• **Instructions for the task**: Only lines with the word "this" are needed; collect each of them from the listing below.

Records from a collection

|---|

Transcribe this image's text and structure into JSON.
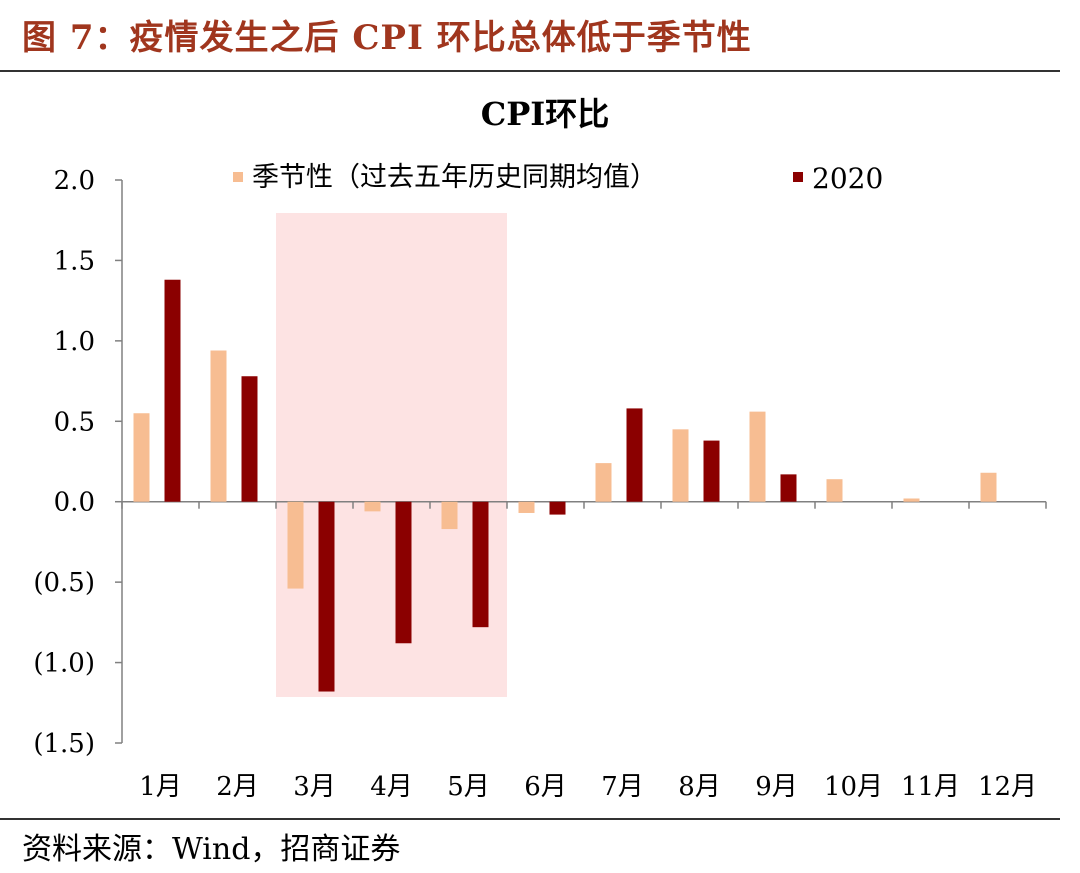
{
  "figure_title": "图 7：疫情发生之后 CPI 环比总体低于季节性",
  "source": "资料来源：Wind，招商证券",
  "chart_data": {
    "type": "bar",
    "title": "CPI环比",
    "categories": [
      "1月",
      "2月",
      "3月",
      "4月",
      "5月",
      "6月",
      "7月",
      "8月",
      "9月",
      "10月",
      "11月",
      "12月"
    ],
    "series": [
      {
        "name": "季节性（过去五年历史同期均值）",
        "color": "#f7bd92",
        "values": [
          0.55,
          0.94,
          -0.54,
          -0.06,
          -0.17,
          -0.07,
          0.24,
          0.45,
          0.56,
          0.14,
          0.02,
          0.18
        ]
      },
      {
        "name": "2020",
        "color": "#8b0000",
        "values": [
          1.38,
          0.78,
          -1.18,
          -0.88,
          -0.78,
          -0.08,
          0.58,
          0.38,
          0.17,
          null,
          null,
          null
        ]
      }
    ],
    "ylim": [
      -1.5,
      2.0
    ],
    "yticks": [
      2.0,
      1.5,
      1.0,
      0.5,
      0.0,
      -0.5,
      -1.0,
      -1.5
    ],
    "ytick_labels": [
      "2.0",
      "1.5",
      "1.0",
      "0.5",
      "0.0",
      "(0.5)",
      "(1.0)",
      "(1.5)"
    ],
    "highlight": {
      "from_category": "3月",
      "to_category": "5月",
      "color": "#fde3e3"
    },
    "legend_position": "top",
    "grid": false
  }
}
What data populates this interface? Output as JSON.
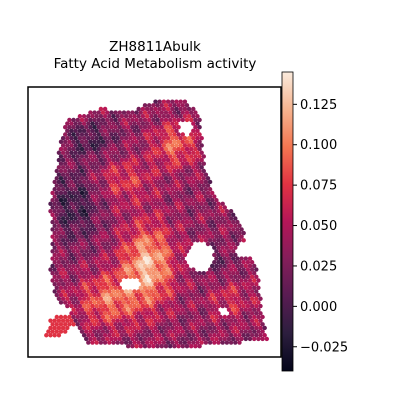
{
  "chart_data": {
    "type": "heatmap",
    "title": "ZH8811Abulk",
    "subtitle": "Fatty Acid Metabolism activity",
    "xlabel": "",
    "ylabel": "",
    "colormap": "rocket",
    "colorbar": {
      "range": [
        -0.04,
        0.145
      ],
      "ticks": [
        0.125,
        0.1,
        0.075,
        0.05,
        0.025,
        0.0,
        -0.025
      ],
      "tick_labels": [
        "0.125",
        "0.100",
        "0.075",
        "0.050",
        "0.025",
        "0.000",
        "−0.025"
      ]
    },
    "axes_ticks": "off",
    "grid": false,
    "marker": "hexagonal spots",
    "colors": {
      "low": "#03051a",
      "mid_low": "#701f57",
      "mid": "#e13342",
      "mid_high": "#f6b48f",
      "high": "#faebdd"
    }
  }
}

|---|

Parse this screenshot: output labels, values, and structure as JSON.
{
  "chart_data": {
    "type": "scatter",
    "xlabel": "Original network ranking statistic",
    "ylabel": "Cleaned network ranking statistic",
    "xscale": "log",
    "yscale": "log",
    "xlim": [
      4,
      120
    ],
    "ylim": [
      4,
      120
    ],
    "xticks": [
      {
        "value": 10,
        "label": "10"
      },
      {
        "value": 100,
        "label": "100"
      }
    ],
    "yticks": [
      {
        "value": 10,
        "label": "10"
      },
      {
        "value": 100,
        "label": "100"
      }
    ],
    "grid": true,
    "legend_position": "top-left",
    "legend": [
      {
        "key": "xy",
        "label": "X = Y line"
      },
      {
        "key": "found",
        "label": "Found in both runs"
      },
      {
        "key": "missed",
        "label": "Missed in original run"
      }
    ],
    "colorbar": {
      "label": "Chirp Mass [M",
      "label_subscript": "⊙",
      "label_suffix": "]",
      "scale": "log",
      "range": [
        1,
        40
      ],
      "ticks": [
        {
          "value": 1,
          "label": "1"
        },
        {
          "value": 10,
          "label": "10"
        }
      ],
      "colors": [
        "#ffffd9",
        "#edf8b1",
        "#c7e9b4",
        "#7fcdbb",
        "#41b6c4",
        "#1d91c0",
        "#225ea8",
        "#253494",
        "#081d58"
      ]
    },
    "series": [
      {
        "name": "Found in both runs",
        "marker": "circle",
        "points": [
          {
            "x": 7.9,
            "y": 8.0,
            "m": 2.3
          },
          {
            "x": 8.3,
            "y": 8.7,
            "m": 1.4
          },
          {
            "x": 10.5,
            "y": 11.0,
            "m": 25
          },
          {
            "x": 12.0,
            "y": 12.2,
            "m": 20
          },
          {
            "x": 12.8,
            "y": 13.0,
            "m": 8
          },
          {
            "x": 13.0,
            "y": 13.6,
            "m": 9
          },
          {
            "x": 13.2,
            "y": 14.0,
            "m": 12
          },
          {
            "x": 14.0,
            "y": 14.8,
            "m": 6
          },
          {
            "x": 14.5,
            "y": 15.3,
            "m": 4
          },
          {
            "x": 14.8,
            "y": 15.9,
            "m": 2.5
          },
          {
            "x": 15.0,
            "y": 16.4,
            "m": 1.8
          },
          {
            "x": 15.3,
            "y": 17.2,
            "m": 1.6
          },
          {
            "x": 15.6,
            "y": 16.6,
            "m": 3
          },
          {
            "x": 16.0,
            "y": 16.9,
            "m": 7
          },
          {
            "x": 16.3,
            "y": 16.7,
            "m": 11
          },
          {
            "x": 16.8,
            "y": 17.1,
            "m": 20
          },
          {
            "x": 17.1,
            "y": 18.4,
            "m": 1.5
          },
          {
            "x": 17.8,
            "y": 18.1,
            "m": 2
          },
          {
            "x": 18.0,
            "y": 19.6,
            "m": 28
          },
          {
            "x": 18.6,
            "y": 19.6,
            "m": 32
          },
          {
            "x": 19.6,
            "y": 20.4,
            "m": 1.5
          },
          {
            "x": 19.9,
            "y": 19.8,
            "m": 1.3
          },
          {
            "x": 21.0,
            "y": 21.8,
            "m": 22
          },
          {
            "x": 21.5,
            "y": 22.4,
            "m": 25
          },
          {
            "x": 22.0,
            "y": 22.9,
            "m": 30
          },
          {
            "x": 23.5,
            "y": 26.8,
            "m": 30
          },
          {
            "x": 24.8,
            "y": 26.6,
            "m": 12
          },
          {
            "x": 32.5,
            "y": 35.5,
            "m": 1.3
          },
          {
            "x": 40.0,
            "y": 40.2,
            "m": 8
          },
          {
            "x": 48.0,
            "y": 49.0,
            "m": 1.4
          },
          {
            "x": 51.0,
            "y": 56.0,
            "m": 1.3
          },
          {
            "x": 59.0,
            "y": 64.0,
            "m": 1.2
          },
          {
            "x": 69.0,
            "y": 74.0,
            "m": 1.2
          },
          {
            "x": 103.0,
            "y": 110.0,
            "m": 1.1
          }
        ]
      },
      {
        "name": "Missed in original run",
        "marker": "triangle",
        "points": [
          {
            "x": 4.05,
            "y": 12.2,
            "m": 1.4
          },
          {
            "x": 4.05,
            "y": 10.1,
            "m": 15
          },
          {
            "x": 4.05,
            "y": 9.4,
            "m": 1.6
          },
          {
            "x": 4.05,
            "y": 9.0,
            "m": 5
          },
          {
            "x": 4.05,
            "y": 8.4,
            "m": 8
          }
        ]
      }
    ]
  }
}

|---|

• **Response**:
Transcribe this image's text and structure into JSON.
What data populates this interface? Output as JSON.
Parse this screenshot: output labels, values, and structure as JSON.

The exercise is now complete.